# Start of Listed records

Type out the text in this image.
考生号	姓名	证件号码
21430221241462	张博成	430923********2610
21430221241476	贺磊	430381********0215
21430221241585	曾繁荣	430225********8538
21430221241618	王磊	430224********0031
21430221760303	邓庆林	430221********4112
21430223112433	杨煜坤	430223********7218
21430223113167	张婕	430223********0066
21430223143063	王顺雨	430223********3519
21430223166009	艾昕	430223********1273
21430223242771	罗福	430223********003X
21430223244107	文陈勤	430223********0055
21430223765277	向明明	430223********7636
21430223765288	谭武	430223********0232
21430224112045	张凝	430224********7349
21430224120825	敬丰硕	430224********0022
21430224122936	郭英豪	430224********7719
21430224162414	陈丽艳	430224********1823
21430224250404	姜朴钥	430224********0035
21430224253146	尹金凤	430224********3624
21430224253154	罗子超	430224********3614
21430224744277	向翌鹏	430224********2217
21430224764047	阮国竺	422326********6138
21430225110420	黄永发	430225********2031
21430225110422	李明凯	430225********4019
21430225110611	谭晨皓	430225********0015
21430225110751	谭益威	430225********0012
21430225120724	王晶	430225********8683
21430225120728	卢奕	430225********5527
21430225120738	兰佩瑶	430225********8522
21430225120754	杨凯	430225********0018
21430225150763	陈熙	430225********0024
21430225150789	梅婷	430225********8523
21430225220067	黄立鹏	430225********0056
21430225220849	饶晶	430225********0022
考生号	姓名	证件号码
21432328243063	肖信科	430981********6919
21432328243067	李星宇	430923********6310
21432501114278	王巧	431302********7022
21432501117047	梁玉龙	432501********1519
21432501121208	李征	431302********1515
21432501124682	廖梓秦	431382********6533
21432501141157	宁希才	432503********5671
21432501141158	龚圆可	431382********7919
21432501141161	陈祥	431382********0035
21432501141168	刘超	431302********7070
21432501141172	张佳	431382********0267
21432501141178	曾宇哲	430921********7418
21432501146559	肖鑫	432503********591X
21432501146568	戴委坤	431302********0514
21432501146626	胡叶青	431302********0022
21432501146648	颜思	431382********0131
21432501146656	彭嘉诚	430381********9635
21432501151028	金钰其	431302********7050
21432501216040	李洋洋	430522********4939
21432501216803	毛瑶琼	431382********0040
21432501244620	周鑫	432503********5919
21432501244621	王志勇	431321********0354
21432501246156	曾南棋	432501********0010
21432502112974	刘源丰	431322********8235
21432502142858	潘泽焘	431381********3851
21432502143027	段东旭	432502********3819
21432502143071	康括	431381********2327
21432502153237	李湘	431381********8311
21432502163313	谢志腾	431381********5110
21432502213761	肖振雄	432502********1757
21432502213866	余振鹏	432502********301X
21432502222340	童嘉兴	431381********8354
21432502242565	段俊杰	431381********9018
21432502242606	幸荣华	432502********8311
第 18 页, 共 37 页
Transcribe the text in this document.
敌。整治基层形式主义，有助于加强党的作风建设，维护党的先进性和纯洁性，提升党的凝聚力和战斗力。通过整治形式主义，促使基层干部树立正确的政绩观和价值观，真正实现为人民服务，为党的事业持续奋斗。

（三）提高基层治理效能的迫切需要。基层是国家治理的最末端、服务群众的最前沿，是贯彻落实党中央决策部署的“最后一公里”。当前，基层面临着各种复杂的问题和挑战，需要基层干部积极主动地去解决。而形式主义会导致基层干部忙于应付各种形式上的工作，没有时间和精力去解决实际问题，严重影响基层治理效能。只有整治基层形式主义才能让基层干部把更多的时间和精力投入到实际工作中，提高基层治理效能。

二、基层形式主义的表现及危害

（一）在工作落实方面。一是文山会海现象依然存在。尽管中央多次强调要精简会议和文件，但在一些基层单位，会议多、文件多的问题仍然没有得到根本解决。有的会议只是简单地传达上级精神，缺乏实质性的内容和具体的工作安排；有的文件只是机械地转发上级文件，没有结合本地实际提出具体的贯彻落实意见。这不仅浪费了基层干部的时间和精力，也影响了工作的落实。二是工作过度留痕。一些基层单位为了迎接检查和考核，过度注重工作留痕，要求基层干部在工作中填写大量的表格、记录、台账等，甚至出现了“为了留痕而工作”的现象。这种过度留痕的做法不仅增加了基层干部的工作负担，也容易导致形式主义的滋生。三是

# End of Listed records

◆ Aim:
Write out all the records above again, exactly as they stand.

◆ Task answer:
Type out the text in this image.
考生号	姓名	证件号码
21430221241462	张博成	430923********2610
21430221241476	贺磊	430381********0215
21430221241585	曾繁荣	430225********8538
21430221241618	王磊	430224********0031
21430221760303	邓庆林	430221********4112
21430223112433	杨煜坤	430223********7218
21430223113167	张婕	430223********0066
21430223143063	王顺雨	430223********3519
21430223166009	艾昕	430223********1273
21430223242771	罗福	430223********003X
21430223244107	文陈勤	430223********0055
21430223765277	向明明	430223********7636
21430223765288	谭武	430223********0232
21430224112045	张凝	430224********7349
21430224120825	敬丰硕	430224********0022
21430224122936	郭英豪	430224********7719
21430224162414	陈丽艳	430224********1823
21430224250404	姜朴钥	430224********0035
21430224253146	尹金凤	430224********3624
21430224253154	罗子超	430224********3614
21430224744277	向翌鹏	430224********2217
21430224764047	阮国竺	422326********6138
21430225110420	黄永发	430225********2031
21430225110422	李明凯	430225********4019
21430225110611	谭晨皓	430225********0015
21430225110751	谭益威	430225********0012
21430225120724	王晶	430225********8683
21430225120728	卢奕	430225********5527
21430225120738	兰佩瑶	430225********8522
21430225120754	杨凯	430225********0018
21430225150763	陈熙	430225********0024
21430225150789	梅婷	430225********8523
21430225220067	黄立鹏	430225********0056
21430225220849	饶晶	430225********0022
考生号	姓名	证件号码
21432328243063	肖信科	430981********6919
21432328243067	李星宇	430923********6310
21432501114278	王巧	431302********7022
21432501117047	梁玉龙	432501********1519
21432501121208	李征	431302********1515
21432501124682	廖梓秦	431382********6533
21432501141157	宁希才	432503********5671
21432501141158	龚圆可	431382********7919
21432501141161	陈祥	431382********0035
21432501141168	刘超	431302********7070
21432501141172	张佳	431382********0267
21432501141178	曾宇哲	430921********7418
21432501146559	肖鑫	432503********591X
21432501146568	戴委坤	431302********0514
21432501146626	胡叶青	431302********0022
21432501146648	颜思	431382********0131
21432501146656	彭嘉诚	430381********9635
21432501151028	金钰其	431302********7050
21432501216040	李洋洋	430522********4939
21432501216803	毛瑶琼	431382********0040
21432501244620	周鑫	432503********5919
21432501244621	王志勇	431321********0354
21432501246156	曾南棋	432501********0010
21432502112974	刘源丰	431322********8235
21432502142858	潘泽焘	431381********3851
21432502143027	段东旭	432502********3819
21432502143071	康括	431381********2327
21432502153237	李湘	431381********8311
21432502163313	谢志腾	431381********5110
21432502213761	肖振雄	432502********1757
21432502213866	余振鹏	432502********301X
21432502222340	童嘉兴	431381********8354
21432502242565	段俊杰	431381********9018
21432502242606	幸荣华	432502********8311
第 18 页, 共 37 页
Transcribe the text in this document.
敌。整治基层形式主义，有助于加强党的作风建设，维护党的先进性和纯洁性，提升党的凝聚力和战斗力。通过整治形式主义，促使基层干部树立正确的政绩观和价值观，真正实现为人民服务，为党的事业持续奋斗。

（三）提高基层治理效能的迫切需要。基层是国家治理的最末端、服务群众的最前沿，是贯彻落实党中央决策部署的“最后一公里”。当前，基层面临着各种复杂的问题和挑战，需要基层干部积极主动地去解决。而形式主义会导致基层干部忙于应付各种形式上的工作，没有时间和精力去解决实际问题，严重影响基层治理效能。只有整治基层形式主义才能让基层干部把更多的时间和精力投入到实际工作中，提高基层治理效能。

二、基层形式主义的表现及危害

（一）在工作落实方面。一是文山会海现象依然存在。尽管中央多次强调要精简会议和文件，但在一些基层单位，会议多、文件多的问题仍然没有得到根本解决。有的会议只是简单地传达上级精神，缺乏实质性的内容和具体的工作安排；有的文件只是机械地转发上级文件，没有结合本地实际提出具体的贯彻落实意见。这不仅浪费了基层干部的时间和精力，也影响了工作的落实。二是工作过度留痕。一些基层单位为了迎接检查和考核，过度注重工作留痕，要求基层干部在工作中填写大量的表格、记录、台账等，甚至出现了“为了留痕而工作”的现象。这种过度留痕的做法不仅增加了基层干部的工作负担，也容易导致形式主义的滋生。三是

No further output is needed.